The data below is to be returned in full and exactly.

==========

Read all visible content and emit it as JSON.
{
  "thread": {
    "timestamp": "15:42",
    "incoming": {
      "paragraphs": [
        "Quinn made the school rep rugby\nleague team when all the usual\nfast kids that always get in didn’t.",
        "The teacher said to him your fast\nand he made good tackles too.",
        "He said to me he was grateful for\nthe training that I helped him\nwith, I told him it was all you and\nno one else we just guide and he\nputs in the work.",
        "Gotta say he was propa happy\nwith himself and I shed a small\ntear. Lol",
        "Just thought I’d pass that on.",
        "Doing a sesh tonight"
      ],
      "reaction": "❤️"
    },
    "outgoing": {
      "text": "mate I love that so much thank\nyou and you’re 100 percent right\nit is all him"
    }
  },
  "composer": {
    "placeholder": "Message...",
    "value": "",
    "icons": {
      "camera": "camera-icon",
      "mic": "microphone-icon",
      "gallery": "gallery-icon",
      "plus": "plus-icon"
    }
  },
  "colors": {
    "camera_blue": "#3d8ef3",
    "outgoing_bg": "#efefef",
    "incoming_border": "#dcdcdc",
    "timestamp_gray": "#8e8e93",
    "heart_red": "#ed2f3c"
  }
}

==========

◆ **Exercise output**
Read all visible content and emit it as JSON.
{
  "thread": {
    "timestamp": "15:42",
    "incoming": {
      "paragraphs": [
        "Quinn made the school rep rugby\nleague team when all the usual\nfast kids that always get in didn’t.",
        "The teacher said to him your fast\nand he made good tackles too.",
        "He said to me he was grateful for\nthe training that I helped him\nwith, I told him it was all you and\nno one else we just guide and he\nputs in the work.",
        "Gotta say he was propa happy\nwith himself and I shed a small\ntear. Lol",
        "Just thought I’d pass that on.",
        "Doing a sesh tonight"
      ],
      "reaction": "❤️"
    },
    "outgoing": {
      "text": "mate I love that so much thank\nyou and you’re 100 percent right\nit is all him"
    }
  },
  "composer": {
    "placeholder": "Message...",
    "value": "",
    "icons": {
      "camera": "camera-icon",
      "mic": "microphone-icon",
      "gallery": "gallery-icon",
      "plus": "plus-icon"
    }
  },
  "colors": {
    "camera_blue": "#3d8ef3",
    "outgoing_bg": "#efefef",
    "incoming_border": "#dcdcdc",
    "timestamp_gray": "#8e8e93",
    "heart_red": "#ed2f3c"
  }
}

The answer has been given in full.